• [INFORMATION SHOWN]:
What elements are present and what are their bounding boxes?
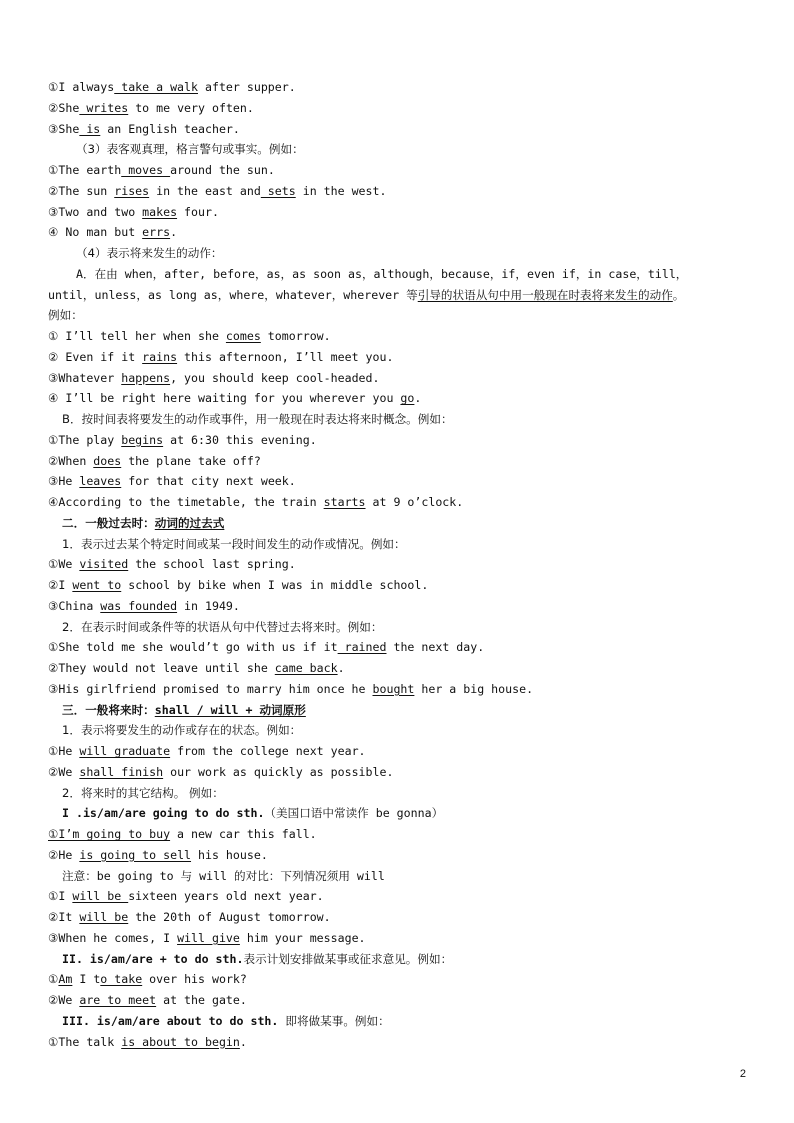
underlined-text: shall finish (79, 764, 164, 779)
underlined-text: are to meet (79, 993, 157, 1007)
underlined-text: bought (372, 681, 415, 696)
text-line (48, 202, 748, 223)
text-segment: ③Whatever (48, 370, 122, 385)
text-line (48, 720, 748, 741)
underlined-text: rises (114, 183, 150, 198)
text-line (48, 700, 748, 721)
text-segment: I t (72, 972, 101, 987)
text-segment: the next day. (386, 640, 485, 655)
underlined-text: shall / will + 动词原形 (154, 702, 306, 717)
text-segment: 注意：be going to 与 will 的对比：下列情况须用 will (62, 868, 385, 883)
text-line (48, 637, 748, 658)
text-line (48, 928, 748, 949)
text-segment: ②It (48, 910, 80, 924)
text-line (48, 1032, 748, 1053)
text-line (48, 222, 748, 243)
underlined-text: go (400, 391, 415, 406)
text-segment: ②We (48, 993, 80, 1007)
text-segment: until，unless，as long as，where，whatever，wherever 等 (48, 287, 418, 302)
text-line (48, 949, 748, 970)
text-segment: 表示计划安排做某事或征求意见。例如： (243, 951, 453, 966)
text-segment: this afternoon, I’ll meet you. (177, 349, 394, 364)
text-segment: ③China (48, 598, 101, 613)
text-segment: ③His girlfriend promised to marry him once he (48, 681, 373, 696)
text-segment: the plane take off? (121, 453, 261, 468)
text-segment: around the sun. (170, 163, 275, 177)
underlined-text: rains (142, 349, 178, 364)
text-line (48, 451, 748, 472)
underlined-text: Am (58, 972, 73, 987)
text-line (48, 430, 748, 451)
text-line (48, 139, 748, 160)
text-segment: ②I (48, 578, 73, 592)
underlined-text: 引导的状语从句中用一般现在时表将来发生的动作 (417, 287, 673, 302)
text-segment: 三．一般将来时： (62, 702, 155, 717)
underlined-text: take a walk (114, 80, 198, 94)
underlined-text: leaves (79, 474, 122, 489)
underlined-text: is about to begin (121, 1034, 240, 1049)
underlined-text: came back (274, 661, 338, 675)
text-line (48, 534, 748, 555)
text-line (48, 264, 748, 285)
underlined-text: went to (72, 578, 122, 592)
text-segment: B．按时间表将要发生的动作或事件，用一般现在时表达将来时概念。例如： (62, 412, 453, 426)
text-line (48, 886, 748, 907)
text-segment: the school last spring. (128, 557, 296, 572)
text-line (48, 990, 748, 1011)
text-segment: her a big house. (414, 681, 534, 696)
text-segment: ④ I’ll be right here waiting for you wherever you (48, 391, 401, 406)
text-segment: to me very often. (128, 100, 254, 115)
text-line (48, 98, 748, 119)
text-line (48, 388, 748, 409)
text-segment: ①He (48, 744, 80, 758)
text-line (48, 243, 748, 264)
text-segment: him your message. (239, 930, 366, 945)
text-segment: in the west. (295, 183, 387, 198)
text-line (48, 845, 748, 866)
underlined-text: o take (100, 972, 143, 987)
text-segment: III. is/am/are about to do sth. (62, 1013, 279, 1028)
underlined-text: errs (142, 225, 171, 240)
text-line (48, 409, 748, 430)
text-segment: our work as quickly as possible. (163, 764, 394, 779)
text-segment: ②She (48, 100, 80, 115)
text-segment: ③Two and two (48, 204, 143, 219)
text-segment: ①She told me she would’t go with us if it (48, 640, 338, 655)
text-segment: 2．将来时的其它结构。 例如： (62, 785, 224, 800)
underlined-text: visited (79, 557, 129, 572)
document-body (48, 77, 748, 1052)
underlined-text: 动词的过去式 (154, 515, 225, 530)
underlined-text: rained (337, 640, 387, 655)
underlined-text: comes (225, 329, 261, 343)
text-line (48, 679, 748, 700)
text-segment: ②He (48, 847, 80, 862)
text-segment: . (239, 1034, 247, 1049)
text-segment: 即将做某事。例如： (278, 1013, 390, 1028)
underlined-text: will graduate (79, 744, 171, 758)
text-segment: ②They would not leave until she (48, 661, 275, 675)
text-line (48, 347, 748, 368)
text-segment: ④According to the timetable, the train (48, 495, 324, 509)
text-segment: ③When he comes, I (48, 930, 178, 945)
text-line (48, 1011, 748, 1032)
text-segment: for that city next week. (121, 474, 296, 489)
text-segment: an English teacher. (100, 121, 240, 136)
text-segment: 二．一般过去时： (62, 515, 155, 530)
text-segment: ① (48, 972, 59, 987)
text-segment: the 20th of August tomorrow. (128, 910, 331, 924)
underlined-text: will give (177, 930, 240, 945)
text-line (48, 969, 748, 990)
text-line (48, 783, 748, 804)
text-segment: . (170, 225, 178, 240)
text-segment: in the east and (149, 183, 261, 198)
underlined-text: moves (121, 163, 171, 177)
text-segment: （3）表客观真理，格言警句或事实。例如： (76, 142, 304, 157)
text-segment: 例如： (48, 308, 83, 323)
text-segment: ①The talk (48, 1034, 122, 1049)
text-segment: at 9 o’clock. (365, 495, 464, 509)
text-segment: ①I (48, 889, 73, 904)
text-segment: his house. (191, 847, 268, 862)
text-segment: sixteen years old next year. (128, 889, 324, 904)
text-segment: tomorrow. (260, 329, 331, 343)
text-segment: ④ No man but (48, 225, 143, 240)
underlined-text: will be (72, 889, 129, 904)
text-line (48, 617, 748, 638)
underlined-text: ①I’m going to buy (48, 827, 171, 841)
text-segment: ①The play (48, 432, 122, 447)
text-line (48, 326, 748, 347)
text-segment: ②When (48, 453, 94, 468)
underlined-text: starts (323, 495, 366, 509)
text-segment: in 1949. (177, 598, 240, 613)
text-line (48, 866, 748, 887)
text-segment: ② Even if it (48, 349, 143, 364)
text-segment: at the gate. (156, 993, 247, 1007)
text-segment: four. (177, 204, 219, 219)
text-line (48, 824, 748, 845)
text-line (48, 368, 748, 389)
text-line (48, 160, 748, 181)
text-segment: over his work? (142, 972, 247, 987)
text-line (48, 741, 748, 762)
text-line (48, 492, 748, 513)
text-segment: ①We (48, 557, 80, 572)
text-line (48, 907, 748, 928)
text-segment: after supper. (198, 80, 296, 94)
text-line (48, 285, 748, 306)
text-segment: 2．在表示时间或条件等的状语从句中代替过去将来时。例如： (62, 619, 383, 634)
text-line (48, 305, 748, 326)
underlined-text: will be (79, 910, 129, 924)
underlined-text: sets (260, 183, 296, 198)
text-segment: II. is/am/are + to do sth. (62, 951, 244, 966)
text-line (48, 471, 748, 492)
underlined-text: writes (79, 100, 129, 115)
text-segment: ③She (48, 121, 80, 136)
text-segment: ①The earth (48, 163, 122, 177)
text-segment: I .is/am/are going to do sth. (62, 806, 265, 821)
text-line (48, 575, 748, 596)
underlined-text: begins (121, 432, 164, 447)
text-segment: . (337, 661, 345, 675)
underlined-text: does (93, 453, 122, 468)
text-segment: 1．表示将要发生的动作或存在的状态。例如： (62, 723, 302, 738)
text-segment: at 6:30 this evening. (163, 432, 317, 447)
text-line (48, 554, 748, 575)
underlined-text: happens (121, 370, 171, 385)
underlined-text: makes (142, 204, 178, 219)
text-segment: 。 (672, 287, 685, 302)
text-segment: （4）表示将来发生的动作： (76, 246, 223, 260)
text-line (48, 762, 748, 783)
text-line (48, 77, 748, 98)
text-line (48, 803, 748, 824)
text-segment: 1．表示过去某个特定时间或某一段时间发生的动作或情况。例如： (62, 536, 406, 551)
text-line (48, 596, 748, 617)
text-segment: ③He (48, 474, 80, 489)
text-segment: ②The sun (48, 183, 115, 198)
text-segment: from the college next year. (170, 744, 366, 758)
text-line (48, 513, 748, 534)
text-segment: ① I’ll tell her when she (48, 329, 226, 343)
text-line (48, 658, 748, 679)
text-segment: （美国口语中常读作 be gonna） (264, 806, 444, 821)
text-segment: . (414, 391, 422, 406)
text-segment: a new car this fall. (170, 827, 317, 841)
text-segment: , you should keep cool-headed. (170, 370, 380, 385)
underlined-text: is (79, 121, 101, 136)
text-segment: A．在由 when，after, before，as，as soon as，although，because，if，even if，in case，till， (76, 266, 688, 281)
underlined-text: was founded (100, 598, 178, 613)
text-segment: ①I always (48, 80, 115, 94)
text-line (48, 181, 748, 202)
text-segment: school by bike when I was in middle school. (121, 578, 429, 592)
text-segment: ②We (48, 764, 80, 779)
page-number: 2 (739, 1068, 746, 1080)
underlined-text: is going to sell (79, 847, 192, 862)
text-line (48, 119, 748, 140)
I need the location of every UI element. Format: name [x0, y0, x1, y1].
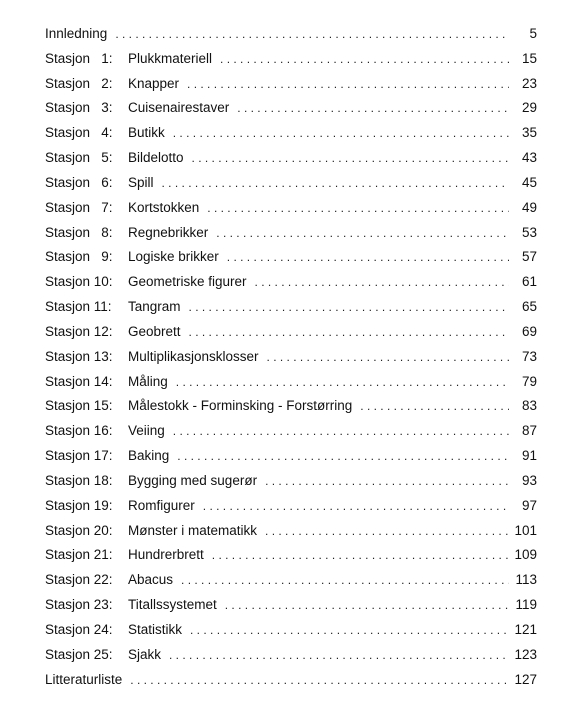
toc-entry-station-number: Stasjon 9:	[45, 249, 113, 265]
toc-entry-page-number: 53	[521, 224, 537, 240]
toc-entry-page-number: 109	[514, 547, 537, 563]
toc-entry[interactable]	[45, 618, 537, 643]
toc-entry-page-number: 45	[521, 174, 537, 190]
toc-entry-label	[45, 146, 192, 171]
dot-leader	[207, 196, 509, 221]
dot-leader	[265, 469, 509, 494]
toc-entry-title: Regnebrikker	[128, 224, 209, 240]
toc-entry[interactable]	[45, 171, 537, 196]
toc-entry-label	[45, 444, 177, 469]
dot-leader	[255, 270, 509, 295]
toc-entry-title: Plukkmateriell	[128, 50, 213, 66]
toc-entry-title: Baking	[128, 448, 170, 464]
dot-leader	[162, 171, 509, 196]
toc-entry-title: Logiske brikker	[128, 249, 219, 265]
toc-entry-title: Veiing	[128, 423, 165, 439]
toc-entry-title: Bygging med sugerør	[128, 472, 258, 488]
toc-entry-title: Romfigurer	[128, 497, 195, 513]
dot-leader	[169, 643, 509, 668]
toc-entry-title: Titallssystemet	[128, 597, 217, 613]
toc-entry[interactable]	[45, 270, 537, 295]
toc-entry-page-number: 29	[521, 100, 537, 116]
dot-leader	[203, 494, 509, 519]
toc-entry[interactable]	[45, 320, 537, 345]
toc-entry-page-number: 5	[529, 26, 537, 41]
toc-entry[interactable]	[45, 96, 537, 121]
toc-entry-label	[45, 668, 130, 693]
toc-entry-station-number: Stasjon 18:	[45, 472, 113, 488]
toc-entry-page-number: 79	[521, 373, 537, 389]
toc-entry-label	[45, 370, 176, 395]
toc-entry[interactable]	[45, 394, 537, 419]
toc-entry-station-number: Stasjon 15:	[45, 398, 113, 414]
dot-leader	[220, 47, 509, 72]
table-of-contents	[45, 22, 537, 692]
toc-entry-title: Sjakk	[128, 646, 162, 662]
dot-leader	[173, 121, 509, 146]
toc-entry[interactable]	[45, 519, 537, 544]
toc-entry[interactable]	[45, 469, 537, 494]
toc-entry-title: Bildelotto	[128, 150, 184, 166]
toc-entry-station-number: Stasjon 19:	[45, 497, 113, 513]
dot-leader	[192, 146, 509, 171]
toc-entry-station-number: Stasjon 10:	[45, 274, 113, 290]
toc-entry[interactable]	[45, 221, 537, 246]
toc-entry-page-number: 73	[521, 348, 537, 364]
toc-entry-page-number: 69	[521, 323, 537, 339]
toc-entry-title: Geobrett	[128, 323, 181, 339]
toc-entry-station-number: Stasjon 3:	[45, 100, 113, 116]
toc-entry-page-number: 127	[514, 671, 537, 687]
toc-entry-label	[45, 295, 189, 320]
toc-entry-label	[45, 543, 212, 568]
dot-leader	[216, 221, 509, 246]
toc-entry-label	[45, 494, 203, 519]
toc-entry-label	[45, 121, 173, 146]
toc-entry-title: Statistikk	[128, 621, 183, 637]
dot-leader	[181, 568, 509, 593]
toc-entry-station-number: Stasjon 12:	[45, 323, 113, 339]
dot-leader	[190, 618, 509, 643]
toc-entry-page-number: 87	[521, 423, 537, 439]
toc-entry-page-number: 91	[521, 448, 537, 464]
toc-entry-label	[45, 469, 265, 494]
toc-entry-station-number: Stasjon 23:	[45, 597, 113, 613]
toc-entry-station-number: Stasjon 17:	[45, 448, 113, 464]
toc-entry-station-number: Stasjon 22:	[45, 572, 113, 588]
toc-entry[interactable]	[45, 196, 537, 221]
dot-leader	[237, 96, 509, 121]
toc-entry[interactable]	[45, 543, 537, 568]
toc-entry-title: Hundrerbrett	[128, 547, 204, 563]
toc-entry-introduction[interactable]	[45, 22, 537, 47]
toc-entry-page-number: 35	[521, 125, 537, 141]
toc-entry[interactable]	[45, 419, 537, 444]
dot-leader	[187, 72, 509, 97]
toc-entry[interactable]	[45, 370, 537, 395]
toc-entry-title: Tangram	[128, 299, 181, 315]
toc-entry-label	[45, 643, 169, 668]
toc-entry-page-number: 23	[521, 75, 537, 91]
toc-entry-title: Abacus	[128, 572, 174, 588]
toc-entry[interactable]	[45, 593, 537, 618]
toc-entry-label	[45, 345, 267, 370]
toc-entry-page-number: 43	[521, 150, 537, 166]
dot-leader	[177, 444, 509, 469]
toc-entry-title: Litteraturliste	[45, 671, 123, 687]
toc-entry[interactable]	[45, 146, 537, 171]
toc-entry-title: Mønster i matematikk	[128, 522, 258, 538]
toc-entry-page-number: 119	[515, 597, 537, 613]
toc-entry-station-number: Stasjon 4:	[45, 125, 113, 141]
toc-entry-station-number: Stasjon 24:	[45, 621, 113, 637]
toc-entry-title: Multiplikasjonsklosser	[128, 348, 259, 364]
toc-entry-label	[45, 22, 115, 47]
toc-entry-station-number: Stasjon 2:	[45, 75, 113, 91]
toc-entry-label	[45, 568, 181, 593]
toc-entry-station-number: Stasjon 25:	[45, 646, 113, 662]
toc-entry[interactable]	[45, 295, 537, 320]
toc-entry-label	[45, 196, 207, 221]
toc-entry-label	[45, 72, 187, 97]
toc-entry[interactable]	[45, 47, 537, 72]
toc-entry-label	[45, 593, 225, 618]
toc-entry-title: Innledning	[45, 26, 108, 41]
toc-entry-station-number: Stasjon 7:	[45, 199, 113, 215]
toc-entry-label	[45, 270, 255, 295]
toc-entry-station-number: Stasjon 1:	[45, 50, 113, 66]
toc-entry-page-number: 15	[521, 50, 537, 66]
toc-entry-title: Kortstokken	[128, 199, 200, 215]
dot-leader	[189, 295, 509, 320]
toc-entry-station-number: Stasjon 8:	[45, 224, 113, 240]
toc-entry-page-number: 97	[521, 497, 537, 513]
toc-entry-page-number: 123	[514, 646, 537, 662]
toc-entry[interactable]	[45, 345, 537, 370]
toc-entry-station-number: Stasjon 13:	[45, 348, 113, 364]
toc-entry-page-number: 57	[521, 249, 537, 265]
toc-entry-station-number: Stasjon 14:	[45, 373, 113, 389]
toc-entry[interactable]	[45, 444, 537, 469]
toc-entry-page-number: 113	[515, 572, 537, 588]
toc-entry-page-number: 83	[521, 398, 537, 414]
toc-entry-page-number: 101	[514, 522, 537, 538]
toc-entry-bibliography[interactable]	[45, 668, 537, 693]
toc-entry-label	[45, 394, 360, 419]
toc-entry-title: Knapper	[128, 75, 180, 91]
dot-leader	[212, 543, 509, 568]
toc-entry-title: Måling	[128, 373, 168, 389]
toc-entry-title: Geometriske figurer	[128, 274, 247, 290]
toc-entry-page-number: 61	[521, 274, 537, 290]
dot-leader	[115, 22, 509, 47]
toc-entry[interactable]	[45, 121, 537, 146]
toc-entry-title: Butikk	[128, 125, 165, 141]
toc-entry-label	[45, 519, 265, 544]
dot-leader	[130, 668, 509, 693]
toc-entry[interactable]	[45, 643, 537, 668]
toc-entry-station-number: Stasjon 21:	[45, 547, 113, 563]
toc-entry-station-number: Stasjon 5:	[45, 150, 113, 166]
toc-entry-station-number: Stasjon 11:	[45, 299, 112, 315]
toc-entry[interactable]	[45, 245, 537, 270]
dot-leader	[173, 419, 509, 444]
toc-entry-label	[45, 245, 227, 270]
toc-entry-label	[45, 47, 220, 72]
toc-entry-title: Spill	[128, 174, 154, 190]
toc-entry-label	[45, 221, 216, 246]
toc-entry[interactable]	[45, 72, 537, 97]
toc-entry[interactable]	[45, 494, 537, 519]
toc-entry-station-number: Stasjon 6:	[45, 174, 113, 190]
dot-leader	[189, 320, 509, 345]
toc-entry-label	[45, 171, 162, 196]
dot-leader	[225, 593, 509, 618]
toc-entry[interactable]	[45, 568, 537, 593]
dot-leader	[176, 370, 509, 395]
dot-leader	[267, 345, 509, 370]
toc-entry-title: Målestokk - Forminsking - Forstørring	[128, 398, 353, 414]
toc-entry-page-number: 65	[521, 299, 537, 315]
toc-entry-page-number: 49	[521, 199, 537, 215]
toc-entry-page-number: 121	[514, 621, 537, 637]
toc-entry-label	[45, 96, 237, 121]
dot-leader	[227, 245, 509, 270]
dot-leader	[360, 394, 509, 419]
toc-entry-title: Cuisenairestaver	[128, 100, 230, 116]
toc-entry-label	[45, 320, 189, 345]
dot-leader	[265, 519, 509, 544]
toc-entry-station-number: Stasjon 16:	[45, 423, 113, 439]
toc-entry-page-number: 93	[521, 472, 537, 488]
toc-entry-label	[45, 618, 190, 643]
toc-entry-station-number: Stasjon 20:	[45, 522, 113, 538]
toc-entry-label	[45, 419, 173, 444]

• [PROBLEM TO WORK ON]: Copy out the material word for word, from the line containing "underlined-text: shall finish" down to the line containing "text-line (48, 949, 748, 970)", including both of those lines.

• [TASK RESULT]:
underlined-text: shall finish (79, 764, 164, 779)
underlined-text: are to meet (79, 993, 157, 1007)
underlined-text: bought (372, 681, 415, 696)
text-line (48, 202, 748, 223)
text-segment: ③Whatever (48, 370, 122, 385)
text-line (48, 720, 748, 741)
underlined-text: rises (114, 183, 150, 198)
text-line (48, 700, 748, 721)
text-segment: I t (72, 972, 101, 987)
text-segment: the next day. (386, 640, 485, 655)
underlined-text: shall / will + 动词原形 (154, 702, 306, 717)
text-segment: 注意：be going to 与 will 的对比：下列情况须用 will (62, 868, 385, 883)
text-line (48, 637, 748, 658)
text-line (48, 928, 748, 949)
text-segment: ②It (48, 910, 80, 924)
text-line (48, 1032, 748, 1053)
text-line (48, 222, 748, 243)
underlined-text: go (400, 391, 415, 406)
text-segment: ②We (48, 993, 80, 1007)
text-segment: until，unless，as long as，where，whatever，wherever 等 (48, 287, 418, 302)
text-line (48, 949, 748, 970)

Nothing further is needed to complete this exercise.